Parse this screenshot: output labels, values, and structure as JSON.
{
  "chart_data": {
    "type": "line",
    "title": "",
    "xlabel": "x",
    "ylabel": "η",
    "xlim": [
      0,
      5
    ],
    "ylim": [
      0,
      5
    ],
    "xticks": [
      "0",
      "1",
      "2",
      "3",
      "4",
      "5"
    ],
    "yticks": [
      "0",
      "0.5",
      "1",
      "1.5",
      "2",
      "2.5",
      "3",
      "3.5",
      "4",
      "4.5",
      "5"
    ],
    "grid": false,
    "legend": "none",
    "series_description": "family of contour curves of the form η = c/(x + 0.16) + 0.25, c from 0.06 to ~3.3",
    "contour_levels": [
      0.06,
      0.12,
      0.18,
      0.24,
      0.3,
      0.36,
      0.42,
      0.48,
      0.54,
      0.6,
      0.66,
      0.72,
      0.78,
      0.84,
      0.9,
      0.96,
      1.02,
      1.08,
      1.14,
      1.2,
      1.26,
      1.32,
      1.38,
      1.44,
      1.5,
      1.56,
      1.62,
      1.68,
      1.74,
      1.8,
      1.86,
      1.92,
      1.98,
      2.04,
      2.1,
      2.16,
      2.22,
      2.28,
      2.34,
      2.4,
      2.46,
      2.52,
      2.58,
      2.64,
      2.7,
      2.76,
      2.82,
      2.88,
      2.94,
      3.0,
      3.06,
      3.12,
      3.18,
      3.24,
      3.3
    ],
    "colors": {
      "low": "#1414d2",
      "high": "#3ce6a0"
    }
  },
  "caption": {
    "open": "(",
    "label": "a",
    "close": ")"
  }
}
----------
**What you have to do**
Write out every line of the records exactly.

**Output of the task**
Parse this screenshot: output labels, values, and structure as JSON.
{
  "chart_data": {
    "type": "line",
    "title": "",
    "xlabel": "x",
    "ylabel": "η",
    "xlim": [
      0,
      5
    ],
    "ylim": [
      0,
      5
    ],
    "xticks": [
      "0",
      "1",
      "2",
      "3",
      "4",
      "5"
    ],
    "yticks": [
      "0",
      "0.5",
      "1",
      "1.5",
      "2",
      "2.5",
      "3",
      "3.5",
      "4",
      "4.5",
      "5"
    ],
    "grid": false,
    "legend": "none",
    "series_description": "family of contour curves of the form η = c/(x + 0.16) + 0.25, c from 0.06 to ~3.3",
    "contour_levels": [
      0.06,
      0.12,
      0.18,
      0.24,
      0.3,
      0.36,
      0.42,
      0.48,
      0.54,
      0.6,
      0.66,
      0.72,
      0.78,
      0.84,
      0.9,
      0.96,
      1.02,
      1.08,
      1.14,
      1.2,
      1.26,
      1.32,
      1.38,
      1.44,
      1.5,
      1.56,
      1.62,
      1.68,
      1.74,
      1.8,
      1.86,
      1.92,
      1.98,
      2.04,
      2.1,
      2.16,
      2.22,
      2.28,
      2.34,
      2.4,
      2.46,
      2.52,
      2.58,
      2.64,
      2.7,
      2.76,
      2.82,
      2.88,
      2.94,
      3.0,
      3.06,
      3.12,
      3.18,
      3.24,
      3.3
    ],
    "colors": {
      "low": "#1414d2",
      "high": "#3ce6a0"
    }
  },
  "caption": {
    "open": "(",
    "label": "a",
    "close": ")"
  }
}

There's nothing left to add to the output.